## DIRECTION 1
Return the passage of the Corbyn article between "Will Corbyn stand down? The rules" and "before he resigns.", inclusive.
## DIRECTION 2
Using the Corbyn article, answer these questions:
(a) Which Labour leader saw out two election losses before resigning, and in what year did he resign?
(b) What nickname did centrists give the proposed change to the leadership selection process?
(c) According to polling from March, what share of Labour members wanted Corbyn to stand down either immediately or before the general election?

## ARTICLE
_ _ _
Defeat at the polls might not be the end of Corbyn’s leadership.

The latest polls suggest that Labour is headed for heavy defeat in the June general election. Usually a general election loss would be the trigger for a leader to quit: Michael Foot, Gordon Brown and Ed Miliband all stood down after their first defeat, although Neil Kinnock saw out two losses before resigning in 1992.

It’s possible, if unlikely, that Corbyn could become prime minister. If that prospect doesn’t materialise, however, the question is: will Corbyn follow the majority of his predecessors and resign, or will he hang on in office?

Will Corbyn stand down? The rules

There is no formal process for the parliamentary Labour party to oust its leader, as it discovered in the 2016 leadership challenge. Even after a majority of his MPs had voted no confidence in him, Corbyn stayed on, ultimately winning his second leadership contest after it was decided that the current leader should be automatically included on the ballot.

This year’s conference will vote on to reform the leadership selection process that would make it easier for a left-wing candidate to get on the ballot (nicknamed the “McDonnell amendment” by centrists): Corbyn could be waiting for this motion to pass before he resigns.

Will Corbyn stand down? The membership

Corbyn’s support in the membership is still strong. Without an equally compelling candidate to put before the party, Corbyn’s opponents in the PLP are unlikely to initiate another leadership battle they’re likely to lose.

That said, a general election loss could change that. Polling from March suggests that half of Labour members wanted Corbyn to stand down either immediately or before the general election.

Will Corbyn stand down? The rumours

Sources close to Corbyn have said that he might not stand down, even if he leads Labour to a crushing defeat this June. They mention Kinnock’s survival after the 1987 general election as a precedent (although at the 1987 election, Labour did gain seats).

Will Corbyn stand down? The verdict

Given his struggles to manage his own MPs and the example of other leaders, it would be remarkable if Corbyn did not stand down should Labour lose the general election. However, staying on after a vote of no-confidence in 2016 was also remarkable, and the mooted changes to the leadership election process give him a reason to hold on until September in order to secure a left-wing succession.
_ _ _
## DATA PROVIDED
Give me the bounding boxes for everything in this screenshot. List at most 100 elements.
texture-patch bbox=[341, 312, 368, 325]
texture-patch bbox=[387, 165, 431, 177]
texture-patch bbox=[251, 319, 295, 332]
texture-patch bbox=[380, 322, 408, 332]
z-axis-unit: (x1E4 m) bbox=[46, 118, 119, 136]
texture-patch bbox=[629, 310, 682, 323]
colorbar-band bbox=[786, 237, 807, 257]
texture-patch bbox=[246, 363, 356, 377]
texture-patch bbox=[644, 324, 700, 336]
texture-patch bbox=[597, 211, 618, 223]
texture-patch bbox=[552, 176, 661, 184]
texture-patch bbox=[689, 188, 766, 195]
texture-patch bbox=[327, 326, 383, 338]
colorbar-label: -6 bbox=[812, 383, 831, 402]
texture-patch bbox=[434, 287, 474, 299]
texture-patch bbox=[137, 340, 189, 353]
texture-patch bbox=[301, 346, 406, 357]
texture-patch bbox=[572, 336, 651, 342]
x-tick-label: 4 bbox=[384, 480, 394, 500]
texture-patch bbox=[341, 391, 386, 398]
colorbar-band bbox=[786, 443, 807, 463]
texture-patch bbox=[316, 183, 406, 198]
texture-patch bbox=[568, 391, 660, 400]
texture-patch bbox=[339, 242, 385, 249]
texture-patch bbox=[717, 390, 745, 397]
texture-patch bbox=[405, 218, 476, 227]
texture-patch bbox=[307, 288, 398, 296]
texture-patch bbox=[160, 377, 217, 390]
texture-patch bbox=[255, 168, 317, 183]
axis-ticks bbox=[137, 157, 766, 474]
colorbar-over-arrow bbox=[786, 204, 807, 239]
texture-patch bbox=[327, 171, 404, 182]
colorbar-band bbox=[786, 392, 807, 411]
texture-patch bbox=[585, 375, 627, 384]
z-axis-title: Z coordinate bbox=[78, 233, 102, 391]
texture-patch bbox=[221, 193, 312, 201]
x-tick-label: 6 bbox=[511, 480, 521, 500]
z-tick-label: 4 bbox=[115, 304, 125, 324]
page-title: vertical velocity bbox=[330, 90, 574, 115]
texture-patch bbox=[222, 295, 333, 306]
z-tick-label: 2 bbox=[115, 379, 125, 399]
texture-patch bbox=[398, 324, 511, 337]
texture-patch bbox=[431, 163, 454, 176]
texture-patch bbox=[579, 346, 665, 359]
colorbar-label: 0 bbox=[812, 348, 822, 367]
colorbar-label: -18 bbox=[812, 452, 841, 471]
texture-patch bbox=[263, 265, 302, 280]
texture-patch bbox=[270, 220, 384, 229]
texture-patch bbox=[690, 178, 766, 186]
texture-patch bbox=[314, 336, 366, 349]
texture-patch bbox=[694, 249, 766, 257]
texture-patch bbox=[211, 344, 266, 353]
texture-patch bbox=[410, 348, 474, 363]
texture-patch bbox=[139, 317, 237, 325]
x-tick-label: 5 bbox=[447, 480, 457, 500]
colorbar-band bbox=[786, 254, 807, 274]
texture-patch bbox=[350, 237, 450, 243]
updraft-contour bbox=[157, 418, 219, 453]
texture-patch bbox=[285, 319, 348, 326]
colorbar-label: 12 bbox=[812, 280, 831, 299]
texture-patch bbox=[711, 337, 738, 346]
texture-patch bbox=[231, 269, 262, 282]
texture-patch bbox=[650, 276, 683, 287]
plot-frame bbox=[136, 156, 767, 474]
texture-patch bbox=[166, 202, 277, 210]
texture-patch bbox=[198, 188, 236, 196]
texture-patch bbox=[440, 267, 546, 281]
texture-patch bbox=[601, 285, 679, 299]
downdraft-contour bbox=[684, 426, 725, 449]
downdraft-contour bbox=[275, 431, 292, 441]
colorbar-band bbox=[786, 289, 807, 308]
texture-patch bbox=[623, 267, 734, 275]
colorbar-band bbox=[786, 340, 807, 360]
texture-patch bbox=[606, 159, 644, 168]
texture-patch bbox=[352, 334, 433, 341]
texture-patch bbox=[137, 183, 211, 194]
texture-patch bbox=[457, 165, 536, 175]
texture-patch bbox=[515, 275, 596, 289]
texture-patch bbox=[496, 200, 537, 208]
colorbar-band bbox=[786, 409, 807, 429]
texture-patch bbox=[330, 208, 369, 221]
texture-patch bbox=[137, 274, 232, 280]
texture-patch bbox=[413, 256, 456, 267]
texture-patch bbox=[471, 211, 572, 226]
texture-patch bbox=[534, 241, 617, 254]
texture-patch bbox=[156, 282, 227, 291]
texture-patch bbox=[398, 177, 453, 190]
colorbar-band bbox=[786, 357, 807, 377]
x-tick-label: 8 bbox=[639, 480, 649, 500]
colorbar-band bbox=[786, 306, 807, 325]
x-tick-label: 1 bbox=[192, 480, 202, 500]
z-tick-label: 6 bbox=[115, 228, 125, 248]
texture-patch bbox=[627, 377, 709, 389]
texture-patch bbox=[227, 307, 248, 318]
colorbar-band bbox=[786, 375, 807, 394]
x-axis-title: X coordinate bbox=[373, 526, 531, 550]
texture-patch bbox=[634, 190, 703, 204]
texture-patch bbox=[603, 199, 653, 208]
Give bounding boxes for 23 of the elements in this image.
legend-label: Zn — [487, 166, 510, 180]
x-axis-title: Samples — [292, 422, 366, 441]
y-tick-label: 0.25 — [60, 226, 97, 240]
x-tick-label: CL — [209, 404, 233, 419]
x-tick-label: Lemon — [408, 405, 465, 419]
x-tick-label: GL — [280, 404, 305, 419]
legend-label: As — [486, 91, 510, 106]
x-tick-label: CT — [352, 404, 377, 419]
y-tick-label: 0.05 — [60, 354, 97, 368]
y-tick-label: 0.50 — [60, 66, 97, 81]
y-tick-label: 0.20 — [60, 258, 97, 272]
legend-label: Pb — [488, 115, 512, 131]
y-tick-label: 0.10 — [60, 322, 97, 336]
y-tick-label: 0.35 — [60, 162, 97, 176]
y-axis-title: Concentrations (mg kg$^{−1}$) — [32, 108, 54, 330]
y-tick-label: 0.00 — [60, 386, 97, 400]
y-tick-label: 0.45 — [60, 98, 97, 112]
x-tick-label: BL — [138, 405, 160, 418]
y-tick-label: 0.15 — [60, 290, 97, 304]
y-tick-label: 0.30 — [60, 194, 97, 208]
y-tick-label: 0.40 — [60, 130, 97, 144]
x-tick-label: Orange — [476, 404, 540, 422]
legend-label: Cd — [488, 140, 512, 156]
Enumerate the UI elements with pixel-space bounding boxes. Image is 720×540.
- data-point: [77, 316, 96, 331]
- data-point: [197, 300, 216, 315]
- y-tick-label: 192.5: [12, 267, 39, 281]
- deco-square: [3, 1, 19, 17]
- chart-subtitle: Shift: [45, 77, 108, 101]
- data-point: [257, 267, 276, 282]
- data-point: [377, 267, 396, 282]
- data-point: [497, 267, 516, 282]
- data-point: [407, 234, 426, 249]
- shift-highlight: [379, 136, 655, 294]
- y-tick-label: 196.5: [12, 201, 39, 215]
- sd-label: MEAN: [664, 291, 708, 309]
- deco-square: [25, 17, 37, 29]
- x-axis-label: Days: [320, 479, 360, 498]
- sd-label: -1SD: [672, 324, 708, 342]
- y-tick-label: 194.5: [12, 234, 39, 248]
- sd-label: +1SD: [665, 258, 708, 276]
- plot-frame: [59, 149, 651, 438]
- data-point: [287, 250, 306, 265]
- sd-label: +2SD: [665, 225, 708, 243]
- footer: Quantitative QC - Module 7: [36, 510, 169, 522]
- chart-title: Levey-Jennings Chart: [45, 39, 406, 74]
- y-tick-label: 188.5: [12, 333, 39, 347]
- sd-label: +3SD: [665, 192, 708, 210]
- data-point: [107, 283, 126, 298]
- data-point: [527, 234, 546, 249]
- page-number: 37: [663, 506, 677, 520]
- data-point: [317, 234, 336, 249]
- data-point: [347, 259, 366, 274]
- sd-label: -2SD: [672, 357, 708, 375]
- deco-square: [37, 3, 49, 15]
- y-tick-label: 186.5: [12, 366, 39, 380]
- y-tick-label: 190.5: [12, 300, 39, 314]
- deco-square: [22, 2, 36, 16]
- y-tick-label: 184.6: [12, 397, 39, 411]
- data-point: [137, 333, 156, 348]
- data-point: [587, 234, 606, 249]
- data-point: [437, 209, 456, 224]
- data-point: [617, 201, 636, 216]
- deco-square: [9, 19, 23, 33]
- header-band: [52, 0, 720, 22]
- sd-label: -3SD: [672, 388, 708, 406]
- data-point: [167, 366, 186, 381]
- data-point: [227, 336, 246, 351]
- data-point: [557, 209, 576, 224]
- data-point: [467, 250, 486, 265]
_ _ _
## EXERCISE RESULT 1
Will Corbyn stand down? The rules

There is no formal process for the parliamentary Labour party to oust its leader, as it discovered in the 2016 leadership challenge. Even after a majority of his MPs had voted no confidence in him, Corbyn stayed on, ultimately winning his second leadership contest after it was decided that the current leader should be automatically included on the ballot.

This year’s conference will vote on to reform the leadership selection process that would make it easier for a left-wing candidate to get on the ballot (nicknamed the “McDonnell amendment” by centrists): Corbyn could be waiting for this motion to pass before he resigns.

## EXERCISE RESULT 2
(a) Neil Kinnock, who resigned in 1992.
(b) The "McDonnell amendment."
(c) Half.